*** INPUT FOR THIS TASK ***

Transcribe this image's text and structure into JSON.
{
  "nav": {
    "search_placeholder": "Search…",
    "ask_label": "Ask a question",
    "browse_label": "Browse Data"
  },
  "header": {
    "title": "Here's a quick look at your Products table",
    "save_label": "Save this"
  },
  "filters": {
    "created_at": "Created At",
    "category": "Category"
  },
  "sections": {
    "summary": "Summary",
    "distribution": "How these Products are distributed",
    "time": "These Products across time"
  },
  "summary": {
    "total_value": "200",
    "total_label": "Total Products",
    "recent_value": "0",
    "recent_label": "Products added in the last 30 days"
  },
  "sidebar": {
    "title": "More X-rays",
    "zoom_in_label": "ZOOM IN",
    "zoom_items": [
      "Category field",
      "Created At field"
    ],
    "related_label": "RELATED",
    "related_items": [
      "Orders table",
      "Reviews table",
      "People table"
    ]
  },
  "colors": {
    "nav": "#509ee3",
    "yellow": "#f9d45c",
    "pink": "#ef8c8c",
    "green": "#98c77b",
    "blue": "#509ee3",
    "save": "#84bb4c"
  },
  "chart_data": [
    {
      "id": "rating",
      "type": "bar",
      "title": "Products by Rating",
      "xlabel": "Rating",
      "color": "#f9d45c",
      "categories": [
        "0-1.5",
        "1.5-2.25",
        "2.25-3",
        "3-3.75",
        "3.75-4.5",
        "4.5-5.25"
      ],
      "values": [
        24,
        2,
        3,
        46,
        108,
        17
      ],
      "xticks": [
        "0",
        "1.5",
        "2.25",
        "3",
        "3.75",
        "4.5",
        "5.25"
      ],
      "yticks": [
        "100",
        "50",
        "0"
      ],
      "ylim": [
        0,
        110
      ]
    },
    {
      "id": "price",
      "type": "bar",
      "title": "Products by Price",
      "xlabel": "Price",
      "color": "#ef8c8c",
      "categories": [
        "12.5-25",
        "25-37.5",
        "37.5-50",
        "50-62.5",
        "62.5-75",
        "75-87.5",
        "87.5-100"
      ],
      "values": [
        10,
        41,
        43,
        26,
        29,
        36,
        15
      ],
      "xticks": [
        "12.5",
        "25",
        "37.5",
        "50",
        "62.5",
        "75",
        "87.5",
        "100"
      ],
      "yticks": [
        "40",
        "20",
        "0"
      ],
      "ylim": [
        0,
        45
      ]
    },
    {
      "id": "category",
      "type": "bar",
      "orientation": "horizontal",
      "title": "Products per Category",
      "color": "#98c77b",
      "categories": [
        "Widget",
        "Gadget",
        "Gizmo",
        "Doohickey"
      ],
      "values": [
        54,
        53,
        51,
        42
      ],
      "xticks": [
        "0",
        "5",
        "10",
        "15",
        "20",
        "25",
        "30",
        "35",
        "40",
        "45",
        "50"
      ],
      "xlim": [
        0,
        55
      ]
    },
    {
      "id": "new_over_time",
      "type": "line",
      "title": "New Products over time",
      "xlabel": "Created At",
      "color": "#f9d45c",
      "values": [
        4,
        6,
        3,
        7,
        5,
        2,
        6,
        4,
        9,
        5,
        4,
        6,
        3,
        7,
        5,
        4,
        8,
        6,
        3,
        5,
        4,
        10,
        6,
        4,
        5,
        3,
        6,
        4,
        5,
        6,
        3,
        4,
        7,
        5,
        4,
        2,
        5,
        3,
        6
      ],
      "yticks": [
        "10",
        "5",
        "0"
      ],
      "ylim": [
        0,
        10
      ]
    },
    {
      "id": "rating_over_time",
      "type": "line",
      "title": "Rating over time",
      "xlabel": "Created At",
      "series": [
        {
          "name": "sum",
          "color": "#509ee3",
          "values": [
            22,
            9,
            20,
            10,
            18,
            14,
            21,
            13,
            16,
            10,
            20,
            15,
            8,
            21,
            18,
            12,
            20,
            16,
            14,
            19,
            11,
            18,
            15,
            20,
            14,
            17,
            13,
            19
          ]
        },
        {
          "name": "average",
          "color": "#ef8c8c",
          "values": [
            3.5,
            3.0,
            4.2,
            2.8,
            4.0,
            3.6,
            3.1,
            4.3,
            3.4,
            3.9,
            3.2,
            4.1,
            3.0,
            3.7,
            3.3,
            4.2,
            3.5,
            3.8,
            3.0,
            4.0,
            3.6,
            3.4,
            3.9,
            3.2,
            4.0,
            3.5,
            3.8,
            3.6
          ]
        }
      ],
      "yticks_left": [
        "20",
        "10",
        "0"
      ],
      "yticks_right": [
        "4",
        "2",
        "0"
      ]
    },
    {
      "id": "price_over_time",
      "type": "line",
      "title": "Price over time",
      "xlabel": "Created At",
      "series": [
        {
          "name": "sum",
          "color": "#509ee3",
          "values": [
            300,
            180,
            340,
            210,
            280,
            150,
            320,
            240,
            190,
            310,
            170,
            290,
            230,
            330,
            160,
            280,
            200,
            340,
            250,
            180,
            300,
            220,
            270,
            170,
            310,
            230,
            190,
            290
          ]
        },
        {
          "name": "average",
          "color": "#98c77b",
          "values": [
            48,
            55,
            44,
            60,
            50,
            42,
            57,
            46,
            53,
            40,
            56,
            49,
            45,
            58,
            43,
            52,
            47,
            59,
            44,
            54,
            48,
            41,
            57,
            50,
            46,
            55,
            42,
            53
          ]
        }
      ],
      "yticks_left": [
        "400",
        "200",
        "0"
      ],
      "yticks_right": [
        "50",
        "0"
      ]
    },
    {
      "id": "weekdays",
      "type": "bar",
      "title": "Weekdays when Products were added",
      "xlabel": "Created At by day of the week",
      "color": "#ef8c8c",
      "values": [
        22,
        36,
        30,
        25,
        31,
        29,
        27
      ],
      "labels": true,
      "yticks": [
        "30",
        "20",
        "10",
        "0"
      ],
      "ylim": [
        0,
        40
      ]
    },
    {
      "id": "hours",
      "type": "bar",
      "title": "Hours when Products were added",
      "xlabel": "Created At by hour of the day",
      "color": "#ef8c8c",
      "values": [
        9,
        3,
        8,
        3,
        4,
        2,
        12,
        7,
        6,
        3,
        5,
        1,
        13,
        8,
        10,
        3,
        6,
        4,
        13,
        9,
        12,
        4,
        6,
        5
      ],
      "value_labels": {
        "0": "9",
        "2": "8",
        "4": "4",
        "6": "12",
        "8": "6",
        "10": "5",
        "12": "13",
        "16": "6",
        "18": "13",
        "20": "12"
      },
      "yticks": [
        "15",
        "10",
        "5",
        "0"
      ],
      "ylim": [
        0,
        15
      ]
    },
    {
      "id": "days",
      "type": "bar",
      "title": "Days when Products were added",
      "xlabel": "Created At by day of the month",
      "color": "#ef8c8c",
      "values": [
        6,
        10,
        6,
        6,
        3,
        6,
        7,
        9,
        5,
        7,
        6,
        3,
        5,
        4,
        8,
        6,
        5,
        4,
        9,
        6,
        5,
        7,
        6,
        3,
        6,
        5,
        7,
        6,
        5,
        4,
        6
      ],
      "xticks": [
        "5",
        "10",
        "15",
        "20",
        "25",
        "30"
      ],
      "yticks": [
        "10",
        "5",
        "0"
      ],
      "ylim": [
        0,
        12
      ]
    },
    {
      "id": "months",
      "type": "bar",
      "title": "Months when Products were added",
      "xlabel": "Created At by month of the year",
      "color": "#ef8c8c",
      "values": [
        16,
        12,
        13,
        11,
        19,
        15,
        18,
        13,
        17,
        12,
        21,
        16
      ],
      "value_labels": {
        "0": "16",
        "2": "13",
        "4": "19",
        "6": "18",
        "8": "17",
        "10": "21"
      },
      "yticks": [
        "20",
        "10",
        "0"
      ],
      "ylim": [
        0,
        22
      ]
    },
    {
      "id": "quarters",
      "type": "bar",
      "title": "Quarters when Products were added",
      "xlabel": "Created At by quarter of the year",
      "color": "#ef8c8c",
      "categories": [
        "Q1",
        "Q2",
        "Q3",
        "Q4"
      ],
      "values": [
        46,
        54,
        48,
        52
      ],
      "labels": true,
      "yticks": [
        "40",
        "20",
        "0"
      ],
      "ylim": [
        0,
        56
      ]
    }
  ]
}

***

» **GIVEN TASK**:
Each line that contains the string "added" counts once; report how many such lines the entries have, giving only the number.

» **RESPONSE TO THE TASK**:
6